» **EXERCISE DETAILS**
Copy out each line of the material in which the word "JSON" appears.
**** EXTRACTED DATA ****
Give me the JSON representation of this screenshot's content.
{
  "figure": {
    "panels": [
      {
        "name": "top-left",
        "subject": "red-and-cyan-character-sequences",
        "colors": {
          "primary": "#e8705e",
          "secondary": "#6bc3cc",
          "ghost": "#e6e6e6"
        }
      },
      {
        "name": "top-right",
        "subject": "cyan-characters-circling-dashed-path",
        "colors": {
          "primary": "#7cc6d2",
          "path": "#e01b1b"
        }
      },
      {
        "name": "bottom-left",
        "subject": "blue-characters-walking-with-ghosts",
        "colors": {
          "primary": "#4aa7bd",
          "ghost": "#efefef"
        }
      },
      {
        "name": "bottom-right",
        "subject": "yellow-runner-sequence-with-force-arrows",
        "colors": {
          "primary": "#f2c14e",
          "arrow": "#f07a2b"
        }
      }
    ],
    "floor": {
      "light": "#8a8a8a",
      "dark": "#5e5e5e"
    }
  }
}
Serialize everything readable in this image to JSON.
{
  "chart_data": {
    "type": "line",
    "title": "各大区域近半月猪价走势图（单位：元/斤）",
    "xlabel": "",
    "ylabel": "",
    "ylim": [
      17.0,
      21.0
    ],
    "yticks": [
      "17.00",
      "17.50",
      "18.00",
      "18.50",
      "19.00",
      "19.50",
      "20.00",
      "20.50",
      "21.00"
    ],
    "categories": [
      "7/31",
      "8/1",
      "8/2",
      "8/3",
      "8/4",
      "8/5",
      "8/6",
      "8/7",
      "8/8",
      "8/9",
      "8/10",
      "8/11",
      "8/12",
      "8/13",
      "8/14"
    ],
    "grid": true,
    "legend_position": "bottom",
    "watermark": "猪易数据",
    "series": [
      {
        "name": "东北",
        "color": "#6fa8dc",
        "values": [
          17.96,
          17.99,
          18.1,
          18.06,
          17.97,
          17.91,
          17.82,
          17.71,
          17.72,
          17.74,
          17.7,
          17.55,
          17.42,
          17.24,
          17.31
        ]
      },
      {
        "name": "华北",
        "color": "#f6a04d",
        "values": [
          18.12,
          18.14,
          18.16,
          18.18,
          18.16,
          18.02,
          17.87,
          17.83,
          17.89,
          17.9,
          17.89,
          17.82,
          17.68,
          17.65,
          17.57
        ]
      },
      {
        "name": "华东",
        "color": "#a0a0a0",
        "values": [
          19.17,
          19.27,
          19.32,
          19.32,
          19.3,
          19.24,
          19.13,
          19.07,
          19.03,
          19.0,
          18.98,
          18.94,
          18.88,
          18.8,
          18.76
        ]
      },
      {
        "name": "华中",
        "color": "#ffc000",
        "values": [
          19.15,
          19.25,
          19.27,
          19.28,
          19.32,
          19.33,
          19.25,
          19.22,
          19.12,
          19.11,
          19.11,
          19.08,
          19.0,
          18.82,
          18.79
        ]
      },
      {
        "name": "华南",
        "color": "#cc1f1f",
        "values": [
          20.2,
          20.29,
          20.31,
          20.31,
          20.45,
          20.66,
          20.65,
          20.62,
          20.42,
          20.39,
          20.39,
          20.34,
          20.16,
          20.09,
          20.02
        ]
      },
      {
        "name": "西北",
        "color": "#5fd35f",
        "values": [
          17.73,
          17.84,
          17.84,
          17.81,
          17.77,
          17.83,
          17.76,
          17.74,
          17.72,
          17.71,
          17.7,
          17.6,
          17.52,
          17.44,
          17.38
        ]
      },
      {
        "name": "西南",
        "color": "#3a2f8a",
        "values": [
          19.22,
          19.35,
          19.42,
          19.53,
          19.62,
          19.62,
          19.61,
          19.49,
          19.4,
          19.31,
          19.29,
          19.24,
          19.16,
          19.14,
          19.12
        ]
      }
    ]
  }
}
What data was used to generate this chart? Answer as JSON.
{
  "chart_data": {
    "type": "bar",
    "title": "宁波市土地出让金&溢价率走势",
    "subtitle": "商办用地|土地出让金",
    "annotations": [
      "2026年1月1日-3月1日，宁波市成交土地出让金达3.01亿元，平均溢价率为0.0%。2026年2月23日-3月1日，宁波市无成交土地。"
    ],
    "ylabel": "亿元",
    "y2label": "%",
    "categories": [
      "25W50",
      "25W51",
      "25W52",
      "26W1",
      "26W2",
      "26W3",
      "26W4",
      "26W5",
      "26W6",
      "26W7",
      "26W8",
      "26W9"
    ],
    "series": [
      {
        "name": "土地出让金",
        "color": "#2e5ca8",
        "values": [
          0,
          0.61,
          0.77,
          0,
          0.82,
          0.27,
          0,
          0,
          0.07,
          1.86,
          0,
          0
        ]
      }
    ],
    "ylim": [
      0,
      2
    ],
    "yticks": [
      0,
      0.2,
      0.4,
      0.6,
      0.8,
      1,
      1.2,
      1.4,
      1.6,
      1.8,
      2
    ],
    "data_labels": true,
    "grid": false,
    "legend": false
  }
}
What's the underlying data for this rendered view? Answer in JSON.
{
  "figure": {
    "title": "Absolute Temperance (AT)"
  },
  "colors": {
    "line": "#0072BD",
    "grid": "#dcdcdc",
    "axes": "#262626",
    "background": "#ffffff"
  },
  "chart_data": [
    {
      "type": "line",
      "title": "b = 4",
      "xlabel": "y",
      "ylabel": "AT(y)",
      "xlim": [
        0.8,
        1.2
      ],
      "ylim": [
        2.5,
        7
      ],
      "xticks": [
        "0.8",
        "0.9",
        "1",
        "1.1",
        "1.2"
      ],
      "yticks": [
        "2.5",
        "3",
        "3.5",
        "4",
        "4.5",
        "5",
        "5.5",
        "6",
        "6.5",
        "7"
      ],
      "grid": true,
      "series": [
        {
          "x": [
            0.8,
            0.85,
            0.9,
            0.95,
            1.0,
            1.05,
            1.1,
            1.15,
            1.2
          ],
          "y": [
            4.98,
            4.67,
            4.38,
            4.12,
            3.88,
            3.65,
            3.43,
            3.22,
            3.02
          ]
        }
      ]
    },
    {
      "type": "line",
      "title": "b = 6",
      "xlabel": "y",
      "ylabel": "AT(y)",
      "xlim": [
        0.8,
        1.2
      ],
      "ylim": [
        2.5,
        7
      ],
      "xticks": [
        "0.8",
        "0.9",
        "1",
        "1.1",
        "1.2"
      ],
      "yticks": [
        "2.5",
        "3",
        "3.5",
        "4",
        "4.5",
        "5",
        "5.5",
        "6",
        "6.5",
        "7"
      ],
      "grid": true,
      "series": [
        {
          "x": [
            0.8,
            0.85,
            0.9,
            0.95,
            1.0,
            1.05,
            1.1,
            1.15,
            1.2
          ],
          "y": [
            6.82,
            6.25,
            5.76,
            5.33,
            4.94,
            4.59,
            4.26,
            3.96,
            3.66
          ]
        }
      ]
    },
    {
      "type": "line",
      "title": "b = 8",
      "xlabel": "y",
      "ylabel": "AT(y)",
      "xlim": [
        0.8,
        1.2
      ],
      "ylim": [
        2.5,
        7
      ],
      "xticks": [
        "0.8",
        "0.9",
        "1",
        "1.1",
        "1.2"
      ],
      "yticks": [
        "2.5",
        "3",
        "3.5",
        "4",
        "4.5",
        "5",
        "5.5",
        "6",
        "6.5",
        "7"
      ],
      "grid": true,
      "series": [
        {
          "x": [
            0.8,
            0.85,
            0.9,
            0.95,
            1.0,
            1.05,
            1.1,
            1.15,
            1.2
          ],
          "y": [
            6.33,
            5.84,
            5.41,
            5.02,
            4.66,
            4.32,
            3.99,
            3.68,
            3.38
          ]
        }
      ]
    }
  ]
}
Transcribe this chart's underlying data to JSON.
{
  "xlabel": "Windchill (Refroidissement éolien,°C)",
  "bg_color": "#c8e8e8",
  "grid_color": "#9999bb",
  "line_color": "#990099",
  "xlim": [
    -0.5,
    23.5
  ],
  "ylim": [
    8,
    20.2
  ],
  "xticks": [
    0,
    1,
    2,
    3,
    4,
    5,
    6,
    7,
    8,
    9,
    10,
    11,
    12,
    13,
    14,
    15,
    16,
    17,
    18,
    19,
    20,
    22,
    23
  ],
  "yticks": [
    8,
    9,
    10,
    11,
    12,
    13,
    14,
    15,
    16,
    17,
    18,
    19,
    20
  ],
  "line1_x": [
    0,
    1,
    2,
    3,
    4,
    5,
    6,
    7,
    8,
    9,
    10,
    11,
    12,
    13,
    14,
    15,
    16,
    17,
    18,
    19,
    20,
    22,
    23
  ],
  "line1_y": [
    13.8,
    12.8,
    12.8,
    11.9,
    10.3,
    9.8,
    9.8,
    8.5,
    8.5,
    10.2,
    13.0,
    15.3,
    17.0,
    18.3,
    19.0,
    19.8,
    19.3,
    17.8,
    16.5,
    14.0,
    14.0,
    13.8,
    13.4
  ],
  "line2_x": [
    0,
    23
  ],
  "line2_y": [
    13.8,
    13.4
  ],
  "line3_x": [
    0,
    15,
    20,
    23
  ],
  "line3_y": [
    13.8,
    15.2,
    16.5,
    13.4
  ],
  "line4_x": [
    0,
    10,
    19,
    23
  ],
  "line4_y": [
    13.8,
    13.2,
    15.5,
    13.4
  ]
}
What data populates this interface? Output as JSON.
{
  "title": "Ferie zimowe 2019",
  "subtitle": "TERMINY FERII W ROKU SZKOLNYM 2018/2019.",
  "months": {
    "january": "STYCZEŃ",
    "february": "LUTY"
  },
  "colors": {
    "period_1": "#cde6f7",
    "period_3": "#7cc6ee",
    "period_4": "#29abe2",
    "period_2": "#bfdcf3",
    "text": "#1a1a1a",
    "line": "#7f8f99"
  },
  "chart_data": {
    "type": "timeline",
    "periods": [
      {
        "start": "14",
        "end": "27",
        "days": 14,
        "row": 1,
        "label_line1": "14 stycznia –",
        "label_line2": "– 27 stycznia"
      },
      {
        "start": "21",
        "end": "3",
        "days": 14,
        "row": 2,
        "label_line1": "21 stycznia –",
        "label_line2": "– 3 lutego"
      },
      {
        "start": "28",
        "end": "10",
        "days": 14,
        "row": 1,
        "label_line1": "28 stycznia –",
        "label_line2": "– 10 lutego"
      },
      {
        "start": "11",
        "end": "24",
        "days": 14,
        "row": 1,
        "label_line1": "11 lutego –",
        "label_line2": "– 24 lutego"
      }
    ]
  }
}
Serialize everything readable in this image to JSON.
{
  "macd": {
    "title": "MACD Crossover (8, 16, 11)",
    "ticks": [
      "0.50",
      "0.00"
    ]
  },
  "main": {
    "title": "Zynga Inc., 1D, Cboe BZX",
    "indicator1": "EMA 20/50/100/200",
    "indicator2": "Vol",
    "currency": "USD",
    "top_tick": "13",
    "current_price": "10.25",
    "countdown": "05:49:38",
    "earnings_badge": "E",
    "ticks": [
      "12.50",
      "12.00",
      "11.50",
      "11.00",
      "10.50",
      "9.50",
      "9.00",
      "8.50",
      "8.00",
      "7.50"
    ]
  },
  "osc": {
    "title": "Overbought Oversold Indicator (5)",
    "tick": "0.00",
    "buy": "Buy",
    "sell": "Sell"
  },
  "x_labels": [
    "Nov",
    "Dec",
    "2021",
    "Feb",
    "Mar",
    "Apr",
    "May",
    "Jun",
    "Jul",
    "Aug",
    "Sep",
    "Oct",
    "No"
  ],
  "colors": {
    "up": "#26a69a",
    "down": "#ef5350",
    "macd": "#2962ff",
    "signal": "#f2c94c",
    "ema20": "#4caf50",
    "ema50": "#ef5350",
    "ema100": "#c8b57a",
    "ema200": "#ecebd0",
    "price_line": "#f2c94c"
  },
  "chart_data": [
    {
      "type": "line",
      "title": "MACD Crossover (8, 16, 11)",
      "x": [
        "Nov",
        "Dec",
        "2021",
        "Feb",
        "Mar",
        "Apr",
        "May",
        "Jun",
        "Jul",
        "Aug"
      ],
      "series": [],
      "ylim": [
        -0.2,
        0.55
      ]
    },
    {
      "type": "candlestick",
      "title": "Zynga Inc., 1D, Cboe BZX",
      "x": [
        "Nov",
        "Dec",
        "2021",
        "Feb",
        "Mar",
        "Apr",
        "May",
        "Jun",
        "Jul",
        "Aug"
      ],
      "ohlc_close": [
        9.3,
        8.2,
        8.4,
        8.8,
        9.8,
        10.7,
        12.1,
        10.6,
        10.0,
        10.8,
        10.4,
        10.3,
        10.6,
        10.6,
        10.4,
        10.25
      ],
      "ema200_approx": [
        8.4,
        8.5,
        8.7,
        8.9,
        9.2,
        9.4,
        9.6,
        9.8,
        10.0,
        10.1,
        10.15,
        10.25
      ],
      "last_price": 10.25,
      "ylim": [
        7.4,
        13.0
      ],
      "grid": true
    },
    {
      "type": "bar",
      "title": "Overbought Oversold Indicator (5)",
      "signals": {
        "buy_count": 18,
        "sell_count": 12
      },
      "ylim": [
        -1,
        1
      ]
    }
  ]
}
****
» **TASK ANSWER**
Give me the JSON representation of this screenshot's content.
Serialize everything readable in this image to JSON.
What data was used to generate this chart? Answer as JSON.
What's the underlying data for this rendered view? Answer in JSON.
Transcribe this chart's underlying data to JSON.
What data populates this interface? Output as JSON.
Serialize everything readable in this image to JSON.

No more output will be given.